GIVEN EXERCISE: Extract each line from the entries below that has the string "genus" in it.

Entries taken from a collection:
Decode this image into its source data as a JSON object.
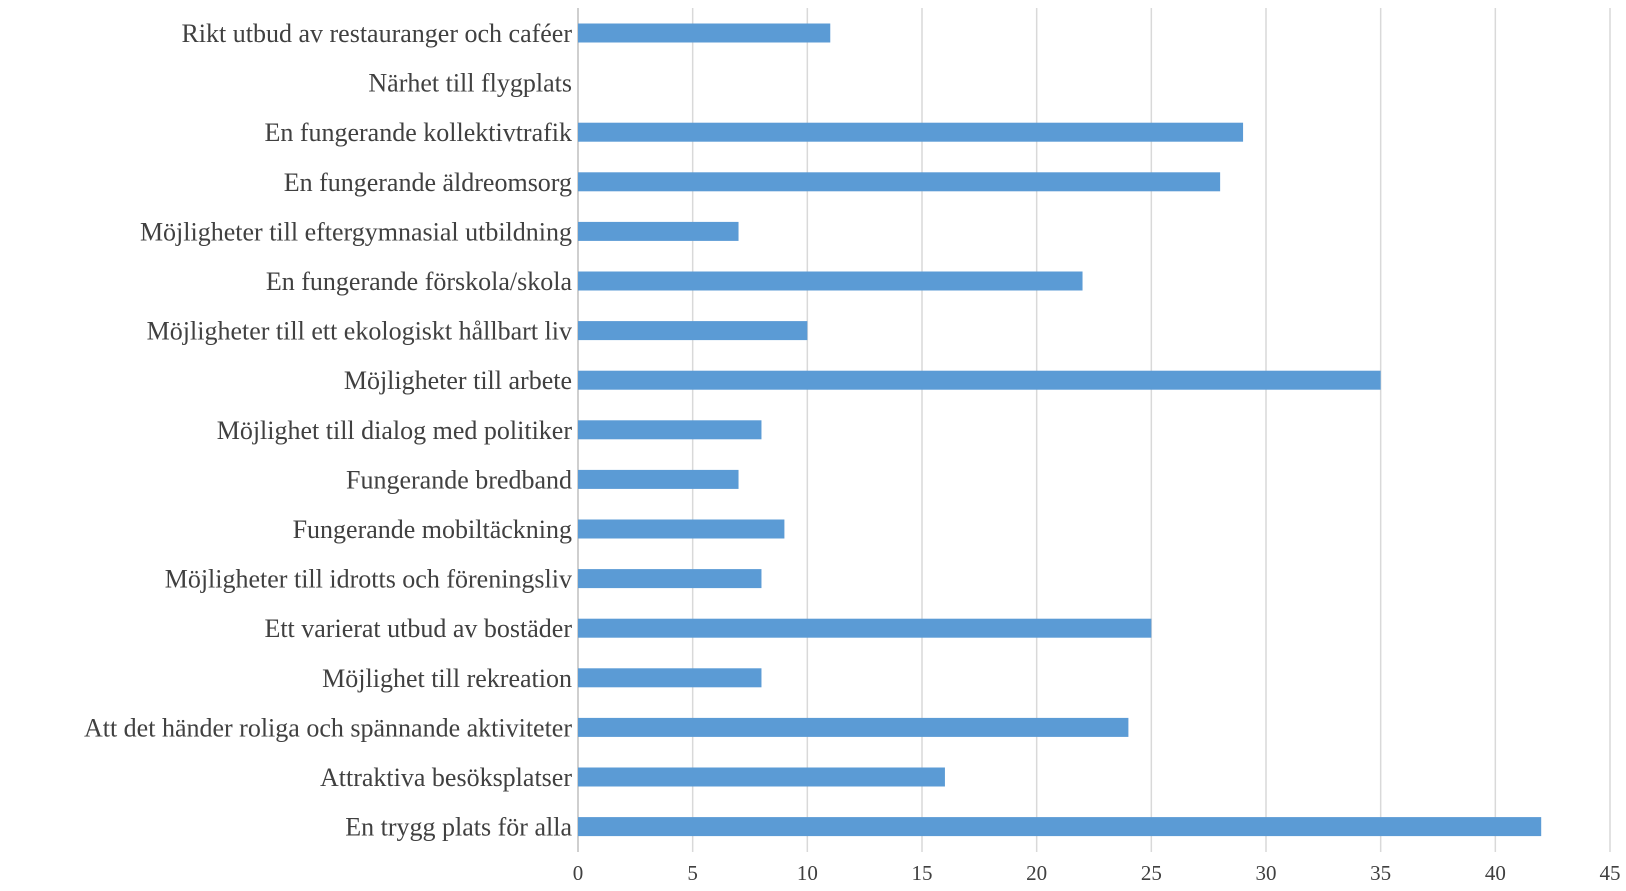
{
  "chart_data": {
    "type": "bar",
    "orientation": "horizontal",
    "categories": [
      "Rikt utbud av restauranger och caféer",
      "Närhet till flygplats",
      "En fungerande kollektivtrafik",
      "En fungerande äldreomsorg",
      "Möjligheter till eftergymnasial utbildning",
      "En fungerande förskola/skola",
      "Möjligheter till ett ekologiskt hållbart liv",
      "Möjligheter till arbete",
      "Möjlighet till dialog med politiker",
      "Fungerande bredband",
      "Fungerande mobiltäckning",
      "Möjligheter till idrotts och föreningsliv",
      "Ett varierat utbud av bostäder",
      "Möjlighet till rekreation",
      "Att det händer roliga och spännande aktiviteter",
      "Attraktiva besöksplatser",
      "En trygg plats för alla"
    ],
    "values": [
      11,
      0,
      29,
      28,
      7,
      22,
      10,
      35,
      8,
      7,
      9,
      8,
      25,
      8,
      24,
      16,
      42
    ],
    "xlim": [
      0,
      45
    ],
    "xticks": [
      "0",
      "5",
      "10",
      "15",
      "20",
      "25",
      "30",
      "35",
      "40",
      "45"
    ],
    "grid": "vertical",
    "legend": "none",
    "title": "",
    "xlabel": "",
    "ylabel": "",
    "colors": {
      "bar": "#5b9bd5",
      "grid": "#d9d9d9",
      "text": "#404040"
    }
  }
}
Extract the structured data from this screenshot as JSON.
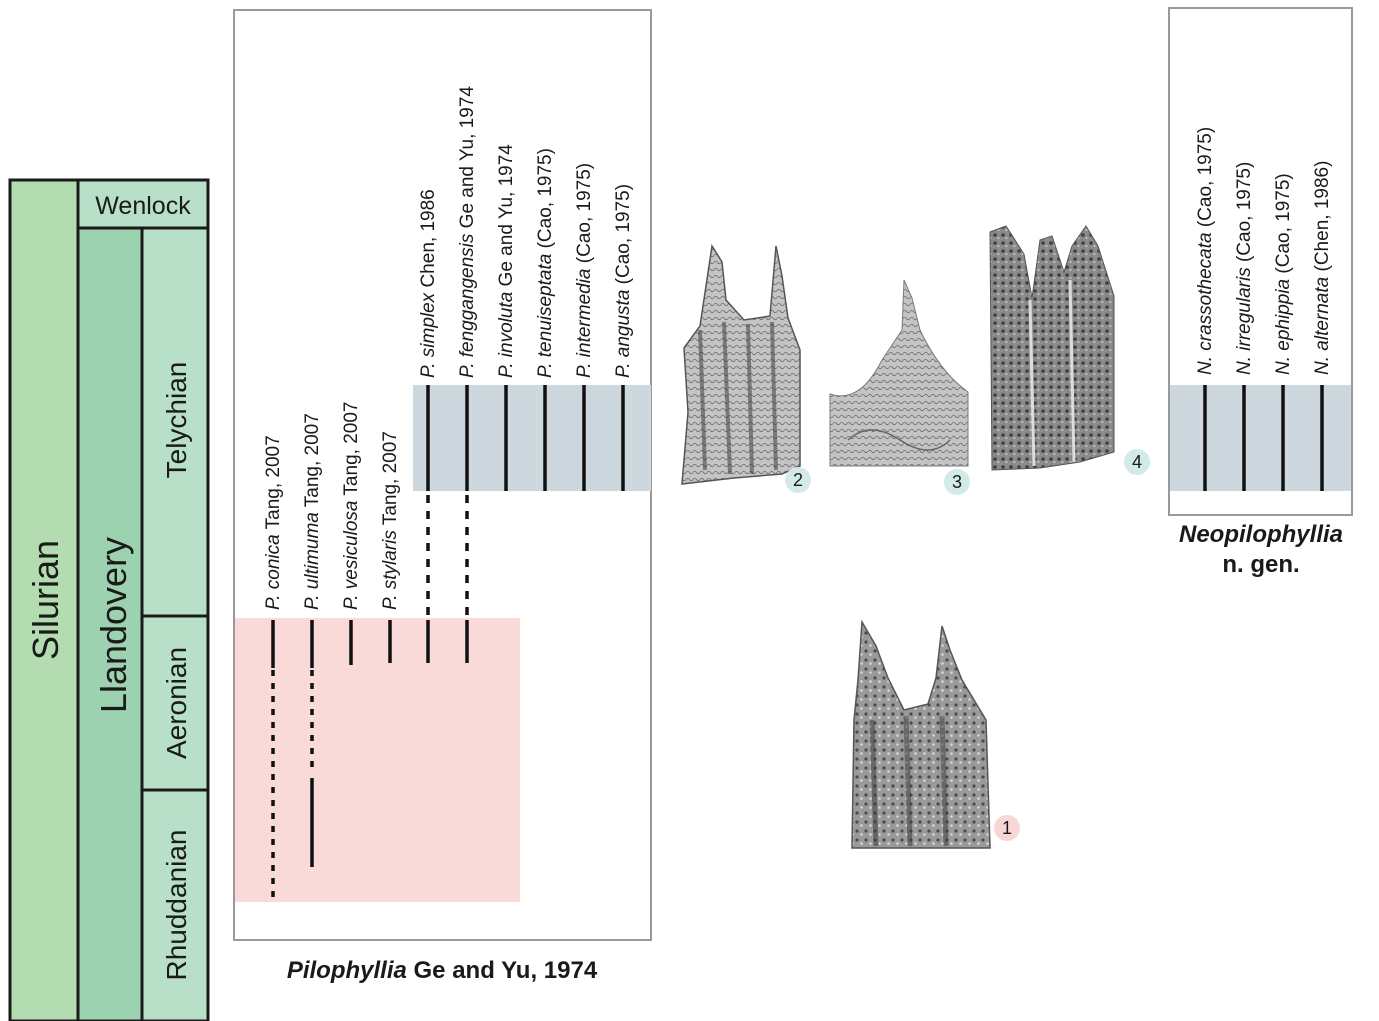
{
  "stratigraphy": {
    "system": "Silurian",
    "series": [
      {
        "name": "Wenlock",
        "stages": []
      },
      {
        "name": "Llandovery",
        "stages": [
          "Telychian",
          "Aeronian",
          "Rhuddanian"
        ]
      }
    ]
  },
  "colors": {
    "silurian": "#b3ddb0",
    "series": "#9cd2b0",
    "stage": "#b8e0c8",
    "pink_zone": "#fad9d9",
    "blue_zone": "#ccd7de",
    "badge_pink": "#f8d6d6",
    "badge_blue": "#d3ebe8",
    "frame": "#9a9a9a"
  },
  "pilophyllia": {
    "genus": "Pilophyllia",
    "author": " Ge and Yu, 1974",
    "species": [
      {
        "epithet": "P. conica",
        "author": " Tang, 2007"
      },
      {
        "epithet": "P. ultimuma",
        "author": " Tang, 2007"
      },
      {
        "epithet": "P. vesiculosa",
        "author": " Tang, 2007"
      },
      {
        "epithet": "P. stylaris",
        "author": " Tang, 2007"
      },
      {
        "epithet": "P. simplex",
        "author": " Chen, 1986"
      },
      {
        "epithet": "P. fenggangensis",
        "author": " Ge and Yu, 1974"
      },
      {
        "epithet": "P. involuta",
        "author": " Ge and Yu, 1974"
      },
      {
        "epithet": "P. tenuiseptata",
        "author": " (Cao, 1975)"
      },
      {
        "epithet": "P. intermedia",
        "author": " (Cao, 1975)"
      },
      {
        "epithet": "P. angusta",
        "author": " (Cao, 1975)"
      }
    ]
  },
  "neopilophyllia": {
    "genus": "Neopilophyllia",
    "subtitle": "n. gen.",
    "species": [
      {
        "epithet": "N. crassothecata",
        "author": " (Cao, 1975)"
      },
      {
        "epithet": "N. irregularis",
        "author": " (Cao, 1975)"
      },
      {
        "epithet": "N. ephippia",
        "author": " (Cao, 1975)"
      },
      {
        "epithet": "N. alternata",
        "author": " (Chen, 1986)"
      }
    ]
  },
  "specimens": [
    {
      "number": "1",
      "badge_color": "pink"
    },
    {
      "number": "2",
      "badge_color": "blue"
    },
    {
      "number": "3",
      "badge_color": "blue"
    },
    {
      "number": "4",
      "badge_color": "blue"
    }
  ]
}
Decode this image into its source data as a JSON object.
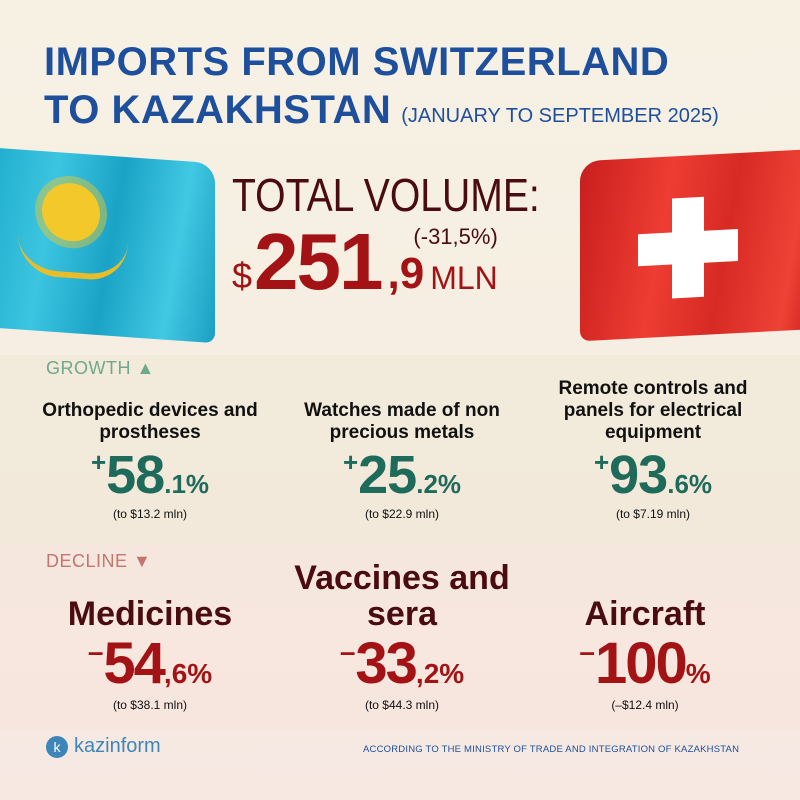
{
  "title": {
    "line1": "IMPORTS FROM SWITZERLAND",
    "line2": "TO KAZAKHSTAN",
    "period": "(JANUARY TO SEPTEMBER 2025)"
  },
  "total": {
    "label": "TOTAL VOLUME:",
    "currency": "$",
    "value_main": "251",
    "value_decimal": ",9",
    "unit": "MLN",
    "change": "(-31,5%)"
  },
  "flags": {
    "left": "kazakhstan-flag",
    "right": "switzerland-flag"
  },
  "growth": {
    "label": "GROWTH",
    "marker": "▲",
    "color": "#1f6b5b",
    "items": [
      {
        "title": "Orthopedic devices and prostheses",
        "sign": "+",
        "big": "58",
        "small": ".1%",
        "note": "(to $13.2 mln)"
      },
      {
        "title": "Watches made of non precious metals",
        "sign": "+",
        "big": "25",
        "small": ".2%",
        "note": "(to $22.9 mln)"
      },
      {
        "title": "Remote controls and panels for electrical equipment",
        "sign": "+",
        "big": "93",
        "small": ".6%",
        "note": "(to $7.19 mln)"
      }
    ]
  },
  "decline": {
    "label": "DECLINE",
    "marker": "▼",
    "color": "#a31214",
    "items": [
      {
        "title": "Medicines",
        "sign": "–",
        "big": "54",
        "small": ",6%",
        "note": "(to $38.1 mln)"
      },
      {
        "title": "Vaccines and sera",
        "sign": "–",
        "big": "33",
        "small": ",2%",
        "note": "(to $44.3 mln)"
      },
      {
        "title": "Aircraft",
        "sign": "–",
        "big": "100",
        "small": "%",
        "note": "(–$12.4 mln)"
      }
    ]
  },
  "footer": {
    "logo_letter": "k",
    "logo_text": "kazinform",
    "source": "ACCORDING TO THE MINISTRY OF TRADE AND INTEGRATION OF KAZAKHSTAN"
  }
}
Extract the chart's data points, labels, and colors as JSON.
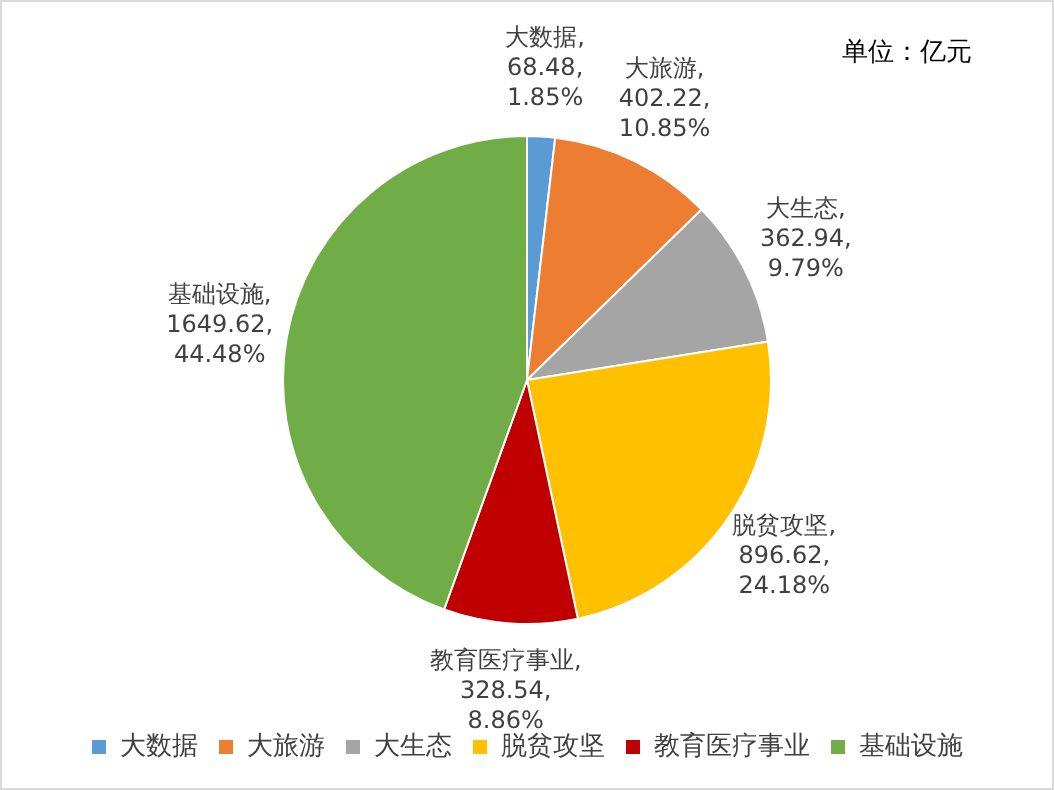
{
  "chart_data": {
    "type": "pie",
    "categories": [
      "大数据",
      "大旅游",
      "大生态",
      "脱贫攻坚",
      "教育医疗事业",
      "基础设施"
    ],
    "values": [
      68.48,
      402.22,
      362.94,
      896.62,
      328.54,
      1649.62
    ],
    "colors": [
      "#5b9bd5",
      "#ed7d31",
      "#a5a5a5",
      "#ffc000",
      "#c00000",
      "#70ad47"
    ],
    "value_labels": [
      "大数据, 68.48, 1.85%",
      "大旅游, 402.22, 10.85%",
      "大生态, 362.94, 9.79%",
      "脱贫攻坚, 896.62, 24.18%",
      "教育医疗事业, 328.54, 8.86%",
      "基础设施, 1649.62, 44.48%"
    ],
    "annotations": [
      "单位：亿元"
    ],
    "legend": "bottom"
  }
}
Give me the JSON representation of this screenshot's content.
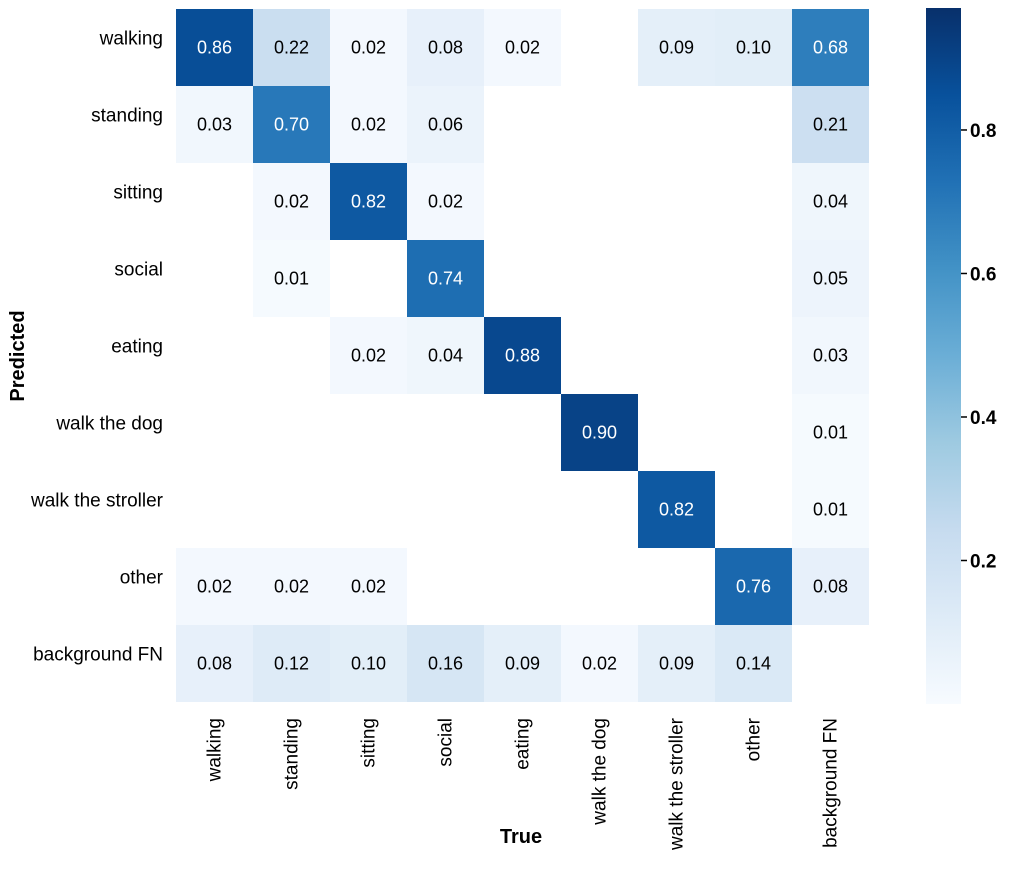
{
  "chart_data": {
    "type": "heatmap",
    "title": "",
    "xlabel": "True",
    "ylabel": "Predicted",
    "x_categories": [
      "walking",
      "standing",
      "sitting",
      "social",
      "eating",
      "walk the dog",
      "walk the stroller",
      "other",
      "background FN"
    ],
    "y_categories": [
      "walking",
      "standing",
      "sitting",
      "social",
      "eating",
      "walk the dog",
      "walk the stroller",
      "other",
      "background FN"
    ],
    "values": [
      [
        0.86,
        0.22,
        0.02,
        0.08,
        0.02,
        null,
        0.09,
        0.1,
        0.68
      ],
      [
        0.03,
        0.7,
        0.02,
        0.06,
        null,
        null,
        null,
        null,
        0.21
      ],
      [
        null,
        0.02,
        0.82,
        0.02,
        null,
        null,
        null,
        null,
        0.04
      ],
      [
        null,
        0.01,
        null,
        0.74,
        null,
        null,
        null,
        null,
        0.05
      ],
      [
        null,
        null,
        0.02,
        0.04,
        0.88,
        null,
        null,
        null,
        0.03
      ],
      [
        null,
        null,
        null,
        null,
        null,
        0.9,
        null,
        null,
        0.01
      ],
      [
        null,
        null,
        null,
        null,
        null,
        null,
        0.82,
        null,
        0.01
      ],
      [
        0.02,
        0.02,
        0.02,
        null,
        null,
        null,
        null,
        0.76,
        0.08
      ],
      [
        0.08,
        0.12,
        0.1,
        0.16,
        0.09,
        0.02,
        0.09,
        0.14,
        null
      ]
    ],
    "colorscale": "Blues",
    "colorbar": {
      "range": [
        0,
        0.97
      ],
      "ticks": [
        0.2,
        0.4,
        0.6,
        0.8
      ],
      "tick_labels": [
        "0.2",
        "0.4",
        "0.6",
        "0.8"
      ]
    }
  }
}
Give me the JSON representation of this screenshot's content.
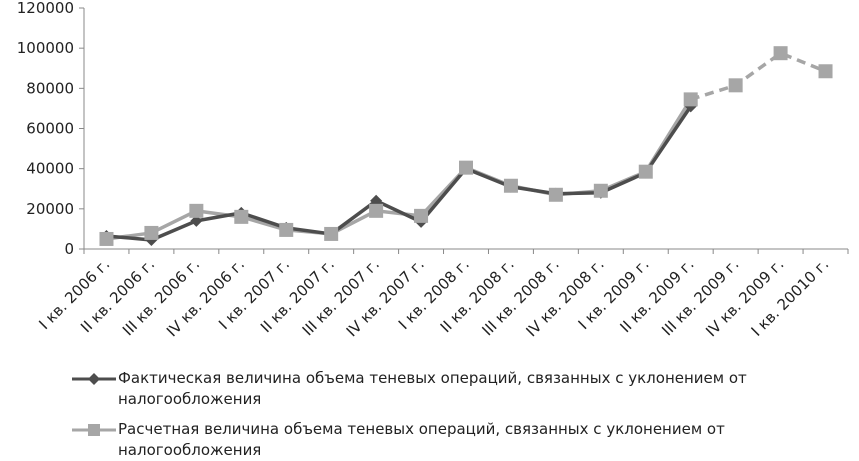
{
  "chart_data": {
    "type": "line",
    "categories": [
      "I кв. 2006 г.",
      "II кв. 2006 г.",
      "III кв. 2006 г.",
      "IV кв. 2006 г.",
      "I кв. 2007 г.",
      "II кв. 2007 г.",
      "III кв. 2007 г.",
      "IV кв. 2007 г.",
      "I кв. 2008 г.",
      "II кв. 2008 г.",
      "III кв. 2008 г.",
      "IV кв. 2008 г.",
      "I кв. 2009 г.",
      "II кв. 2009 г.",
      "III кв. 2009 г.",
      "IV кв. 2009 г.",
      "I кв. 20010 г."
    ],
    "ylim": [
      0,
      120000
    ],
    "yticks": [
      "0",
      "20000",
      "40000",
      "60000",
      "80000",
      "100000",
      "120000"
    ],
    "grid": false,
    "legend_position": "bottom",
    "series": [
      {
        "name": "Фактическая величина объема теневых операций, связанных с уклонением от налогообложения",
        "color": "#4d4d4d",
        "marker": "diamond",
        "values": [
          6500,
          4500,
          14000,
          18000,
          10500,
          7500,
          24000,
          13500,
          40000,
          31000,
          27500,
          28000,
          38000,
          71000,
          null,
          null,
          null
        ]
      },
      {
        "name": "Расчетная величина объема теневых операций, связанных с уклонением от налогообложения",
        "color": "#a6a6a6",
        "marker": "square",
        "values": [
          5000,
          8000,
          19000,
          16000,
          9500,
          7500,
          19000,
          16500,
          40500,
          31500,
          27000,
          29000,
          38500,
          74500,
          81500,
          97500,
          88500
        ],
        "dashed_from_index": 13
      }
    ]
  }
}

EXERCISE ANSWER:
    "genus": "Pilophyllia",
    "genus": "Neopilophyllia",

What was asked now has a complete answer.